-- PROBLEM DESCRIPTION --
Quote all of the data that follows exactly as written, skipping the images.

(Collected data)
--------------------

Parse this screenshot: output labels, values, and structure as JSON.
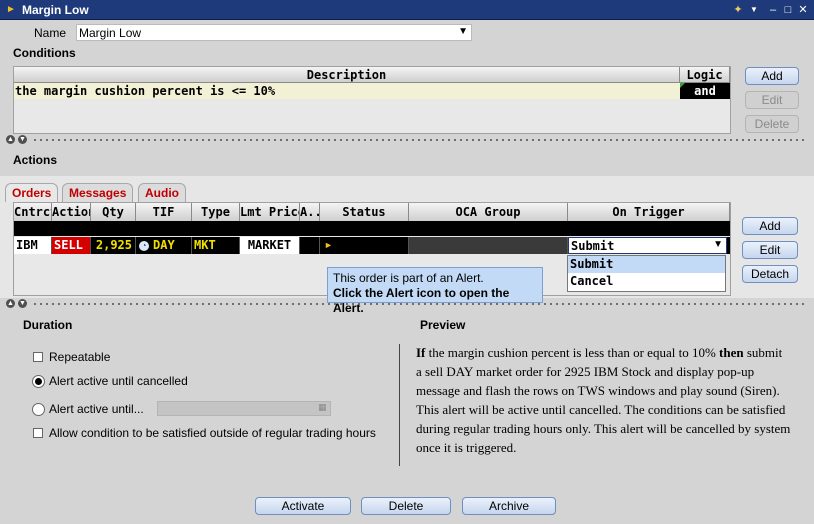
{
  "window": {
    "title": "Margin Low",
    "title_icon": "bell-icon",
    "controls": [
      "pin-icon",
      "menu-arrow-icon",
      "minimize-icon",
      "maximize-icon",
      "close-icon"
    ]
  },
  "name_field": {
    "label": "Name",
    "value": "Margin Low"
  },
  "conditions": {
    "heading": "Conditions",
    "columns": {
      "description": "Description",
      "logic": "Logic"
    },
    "rows": [
      {
        "description": "the margin cushion percent is <= 10%",
        "logic": "and"
      }
    ],
    "buttons": {
      "add": "Add",
      "edit": "Edit",
      "delete": "Delete"
    }
  },
  "actions": {
    "heading": "Actions",
    "tabs": [
      "Orders",
      "Messages",
      "Audio"
    ],
    "columns": [
      "Cntrct",
      "Action",
      "Qty",
      "TIF",
      "Type",
      "Lmt Price",
      "A...",
      "Status",
      "OCA Group",
      "On Trigger"
    ],
    "row": {
      "contract": "IBM",
      "action": "SELL",
      "qty": "2,925",
      "tif": "DAY",
      "type": "MKT",
      "lmt_price": "MARKET",
      "on_trigger": "Submit"
    },
    "trigger_options": [
      "Submit",
      "Cancel"
    ],
    "buttons": {
      "add": "Add",
      "edit": "Edit",
      "detach": "Detach"
    },
    "tooltip": {
      "line1": "This order is part of an Alert.",
      "line2": "Click the Alert icon to open the Alert."
    }
  },
  "duration": {
    "heading": "Duration",
    "repeatable": "Repeatable",
    "until_cancelled": "Alert active until cancelled",
    "until_date": "Alert active until...",
    "outside_hours": "Allow condition to be satisfied outside of regular trading hours"
  },
  "preview": {
    "heading": "Preview",
    "if_word": "If",
    "condition_text": " the margin cushion percent is less than or equal to 10% ",
    "then_word": "then",
    "body": " submit a sell DAY market order for 2925 IBM Stock and display pop-up message and flash the rows on TWS windows and play sound (Siren). This alert will be active until cancelled. The conditions can be satisfied during regular trading hours only. This alert will be cancelled by system once it is triggered."
  },
  "footer": {
    "activate": "Activate",
    "delete": "Delete",
    "archive": "Archive"
  },
  "colors": {
    "title_bar": "#1f3a7a",
    "sell_red": "#d40000",
    "qty_yellow": "#f0e000",
    "selected_highlight": "#c2daf5",
    "condition_row": "#f3f1d5"
  }
}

--------------------

-- SOLVED PROBLEM --
Parse this screenshot: output labels, values, and structure as JSON.
{
  "window": {
    "title": "Margin Low",
    "title_icon": "bell-icon",
    "controls": [
      "pin-icon",
      "menu-arrow-icon",
      "minimize-icon",
      "maximize-icon",
      "close-icon"
    ]
  },
  "name_field": {
    "label": "Name",
    "value": "Margin Low"
  },
  "conditions": {
    "heading": "Conditions",
    "columns": {
      "description": "Description",
      "logic": "Logic"
    },
    "rows": [
      {
        "description": "the margin cushion percent is <= 10%",
        "logic": "and"
      }
    ],
    "buttons": {
      "add": "Add",
      "edit": "Edit",
      "delete": "Delete"
    }
  },
  "actions": {
    "heading": "Actions",
    "tabs": [
      "Orders",
      "Messages",
      "Audio"
    ],
    "columns": [
      "Cntrct",
      "Action",
      "Qty",
      "TIF",
      "Type",
      "Lmt Price",
      "A...",
      "Status",
      "OCA Group",
      "On Trigger"
    ],
    "row": {
      "contract": "IBM",
      "action": "SELL",
      "qty": "2,925",
      "tif": "DAY",
      "type": "MKT",
      "lmt_price": "MARKET",
      "on_trigger": "Submit"
    },
    "trigger_options": [
      "Submit",
      "Cancel"
    ],
    "buttons": {
      "add": "Add",
      "edit": "Edit",
      "detach": "Detach"
    },
    "tooltip": {
      "line1": "This order is part of an Alert.",
      "line2": "Click the Alert icon to open the Alert."
    }
  },
  "duration": {
    "heading": "Duration",
    "repeatable": "Repeatable",
    "until_cancelled": "Alert active until cancelled",
    "until_date": "Alert active until...",
    "outside_hours": "Allow condition to be satisfied outside of regular trading hours"
  },
  "preview": {
    "heading": "Preview",
    "if_word": "If",
    "condition_text": " the margin cushion percent is less than or equal to 10% ",
    "then_word": "then",
    "body": " submit a sell DAY market order for 2925 IBM Stock and display pop-up message and flash the rows on TWS windows and play sound (Siren). This alert will be active until cancelled. The conditions can be satisfied during regular trading hours only. This alert will be cancelled by system once it is triggered."
  },
  "footer": {
    "activate": "Activate",
    "delete": "Delete",
    "archive": "Archive"
  },
  "colors": {
    "title_bar": "#1f3a7a",
    "sell_red": "#d40000",
    "qty_yellow": "#f0e000",
    "selected_highlight": "#c2daf5",
    "condition_row": "#f3f1d5"
  }
}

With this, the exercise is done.